- _Stored data_
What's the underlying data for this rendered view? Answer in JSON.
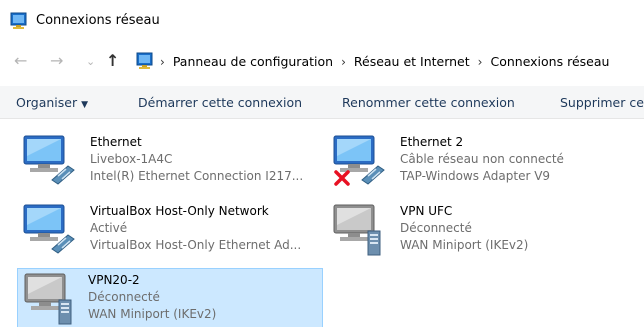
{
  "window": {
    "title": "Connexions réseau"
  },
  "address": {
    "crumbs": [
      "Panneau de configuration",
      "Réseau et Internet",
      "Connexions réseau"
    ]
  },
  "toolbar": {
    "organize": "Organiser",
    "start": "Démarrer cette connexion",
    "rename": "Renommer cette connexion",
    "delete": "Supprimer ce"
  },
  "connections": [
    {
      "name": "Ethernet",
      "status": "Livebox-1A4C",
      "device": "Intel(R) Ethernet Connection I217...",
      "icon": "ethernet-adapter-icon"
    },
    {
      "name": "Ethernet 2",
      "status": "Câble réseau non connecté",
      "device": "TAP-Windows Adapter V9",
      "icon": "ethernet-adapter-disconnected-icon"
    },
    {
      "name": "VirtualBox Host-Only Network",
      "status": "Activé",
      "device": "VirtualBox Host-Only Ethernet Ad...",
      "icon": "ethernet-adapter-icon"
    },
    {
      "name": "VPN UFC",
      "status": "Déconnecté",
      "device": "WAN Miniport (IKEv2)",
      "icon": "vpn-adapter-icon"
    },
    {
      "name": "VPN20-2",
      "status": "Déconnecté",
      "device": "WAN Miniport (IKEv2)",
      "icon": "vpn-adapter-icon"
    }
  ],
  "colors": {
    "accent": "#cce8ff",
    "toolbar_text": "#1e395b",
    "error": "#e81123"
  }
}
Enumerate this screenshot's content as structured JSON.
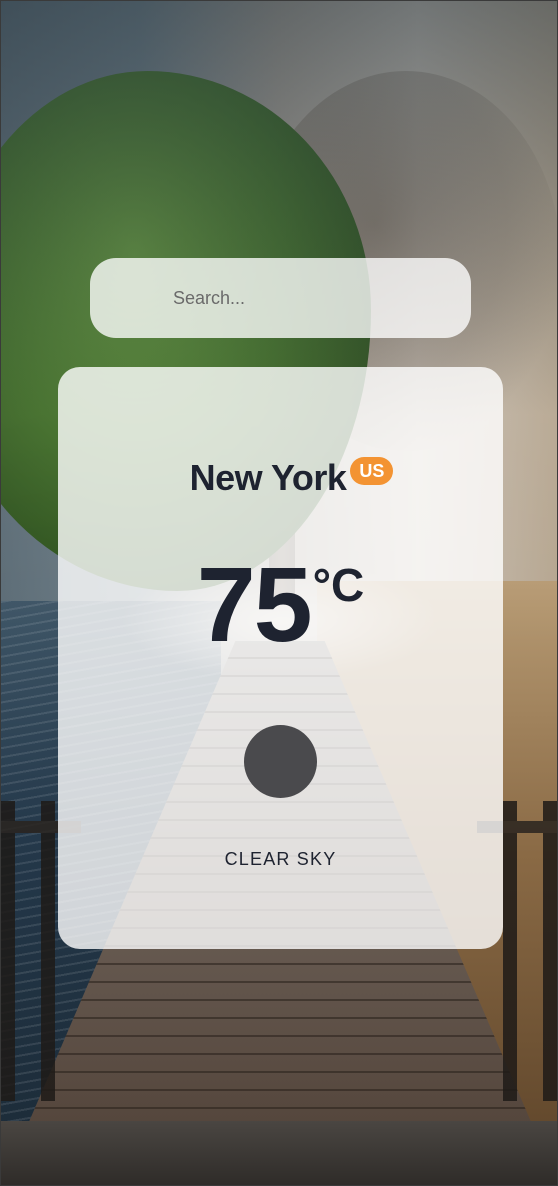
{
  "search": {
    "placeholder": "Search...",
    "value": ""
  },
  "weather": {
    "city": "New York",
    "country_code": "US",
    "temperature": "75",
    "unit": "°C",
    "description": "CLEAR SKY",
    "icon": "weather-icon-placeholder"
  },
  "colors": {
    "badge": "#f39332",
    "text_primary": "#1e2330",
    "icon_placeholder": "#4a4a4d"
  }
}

- _Your task_
From the data above, show each line that contains "Only".

- _Solution_
      "name": "VirtualBox Host-Only Network",
      "device": "VirtualBox Host-Only Ethernet Ad...",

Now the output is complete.